Collected data entries
+ + + + +

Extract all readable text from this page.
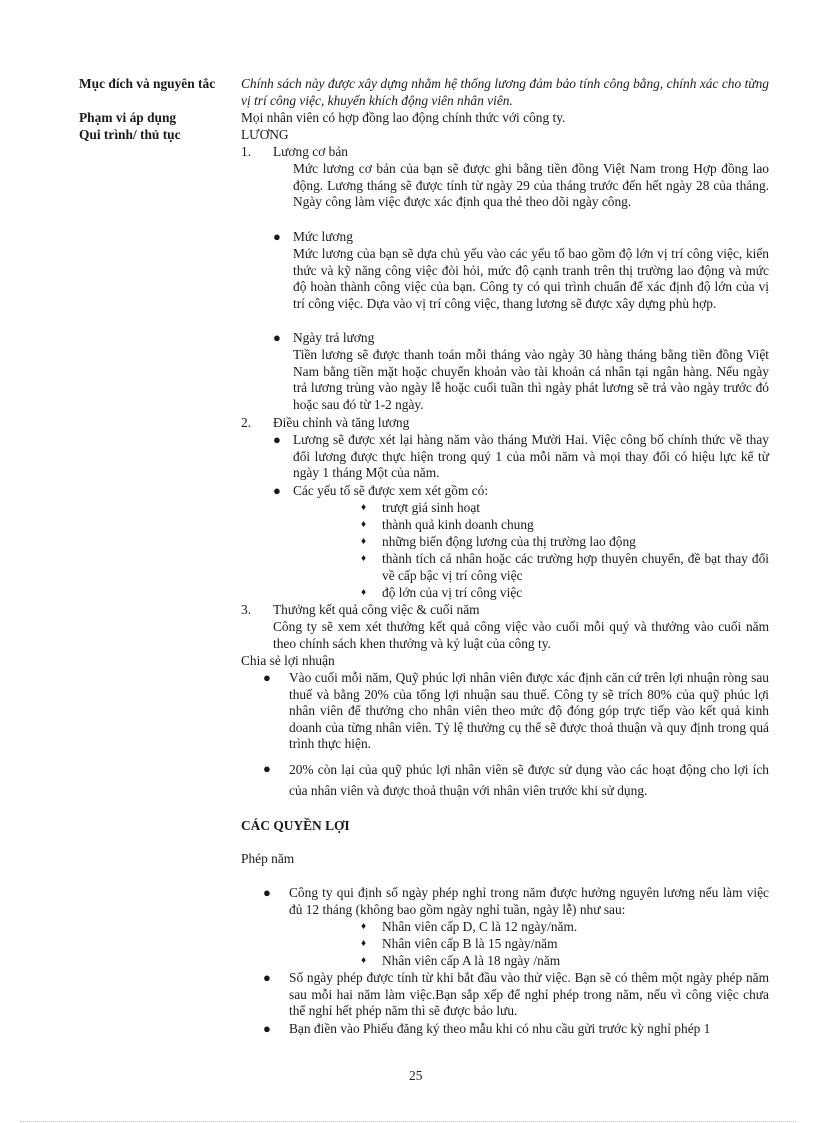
Mục đích và nguyên tắc
Phạm vi áp dụng
Qui trình/ thủ tục
Chính sách này được xây dựng nhằm hệ thống lương đảm bảo tính công bằng, chính xác cho từng vị trí công việc, khuyến khích động viên nhân viên.
Mọi nhân viên có hợp đồng lao động chính thức với công ty.
LƯƠNG
1. Lương cơ bản
Mức lương cơ bản của bạn sẽ được ghi bằng tiền đồng Việt Nam trong Hợp đồng lao động. Lương tháng sẽ được tính từ ngày 29 của tháng trước đến hết ngày 28 của tháng. Ngày công làm việc được xác định qua thẻ theo dõi ngày công.
● Mức lương
Mức lương của bạn sẽ dựa chủ yếu vào các yếu tố bao gồm độ lớn vị trí công việc, kiến thức và kỹ năng công việc đòi hỏi, mức độ cạnh tranh trên thị trường lao động và mức độ hoàn thành công việc của bạn. Công ty có qui trình chuẩn để xác định độ lớn của vị trí công việc. Dựa vào vị trí công việc, thang lương sẽ được xây dựng phù hợp.
● Ngày trả lương
Tiền lương sẽ được thanh toán mỗi tháng vào ngày 30 hàng tháng bằng tiền đồng Việt Nam bằng tiền mặt hoặc chuyển khoản vào tài khoản cá nhân tại ngân hàng. Nếu ngày trả lương trùng vào ngày lễ hoặc cuối tuần thì ngày phát lương sẽ trả vào ngày trước đó hoặc sau đó từ 1-2 ngày.
2. Điều chỉnh và tăng lương
● Lương sẽ được xét lại hàng năm vào tháng Mười Hai. Việc công bố chính thức về thay đổi lương được thực hiện trong quý 1 của mỗi năm và mọi thay đổi có hiệu lực kể từ ngày 1 tháng Một của năm.
● Các yếu tố sẽ được xem xét gồm có:
♦ trượt giá sinh hoạt
♦ thành quả kinh doanh chung
♦ những biến động lương của thị trường lao động
♦ thành tích cá nhân hoặc các trường hợp thuyên chuyển, đề bạt thay đổi về cấp bậc vị trí công việc
♦ độ lớn của vị trí công việc
3. Thưởng kết quả công việc & cuối năm
Công ty sẽ xem xét thưởng kết quả công việc vào cuối mỗi quý và thưởng vào cuối năm theo chính sách khen thưởng và kỷ luật của công ty.
Chia sẻ lợi nhuận
● Vào cuối mỗi năm, Quỹ phúc lợi nhân viên được xác định căn cứ trên lợi nhuận ròng sau thuế và bằng 20% của tổng lợi nhuận sau thuế. Công ty sẽ trích 80% của quỹ phúc lợi nhân viên để thưởng cho nhân viên theo mức độ đóng góp trực tiếp vào kết quả kinh doanh của từng nhân viên. Tỷ lệ thưởng cụ thể sẽ được thoả thuận và quy định trong quá trình thực hiện.
● 20% còn lại của quỹ phúc lợi nhân viên sẽ được sử dụng vào các hoạt động cho lợi ích của nhân viên và được thoả thuận với nhân viên trước khi sử dụng.
CÁC QUYỀN LỢI
Phép năm
● Công ty qui định số ngày phép nghỉ trong năm được hưởng nguyên lương nếu làm việc đủ 12 tháng (không bao gồm ngày nghỉ tuần, ngày lễ) như sau:
♦ Nhân viên cấp D, C là 12 ngày/năm.
♦ Nhân viên cấp B là 15 ngày/năm
♦ Nhân viên cấp A là 18 ngày /năm
● Số ngày phép được tính từ khi bắt đầu vào thử việc. Bạn sẽ có thêm một ngày phép năm sau mỗi hai năm làm việc.Bạn sắp xếp để nghỉ phép trong năm, nếu vì công việc chưa thể nghỉ hết phép năm thì sẽ được bảo lưu.
● Bạn điền vào Phiếu đăng ký theo mẫu khi có nhu cầu gửi trước kỳ nghỉ phép 1
25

+ + + + +

EXERCISE INSTRUCTIONS: Pull out every line above that holds the word "tiền".

EXERCISE OUTPUT:
Mức lương cơ bản của bạn sẽ được ghi bằng tiền đồng Việt Nam trong Hợp đồng lao động. Lương tháng sẽ được tính từ ngày 29 của tháng trước đến hết ngày 28 của tháng. Ngày công làm việc được xác định qua thẻ theo dõi ngày công.
Tiền lương sẽ được thanh toán mỗi tháng vào ngày 30 hàng tháng bằng tiền đồng Việt Nam bằng tiền mặt hoặc chuyển khoản vào tài khoản cá nhân tại ngân hàng. Nếu ngày trả lương trùng vào ngày lễ hoặc cuối tuần thì ngày phát lương sẽ trả vào ngày trước đó hoặc sau đó từ 1-2 ngày.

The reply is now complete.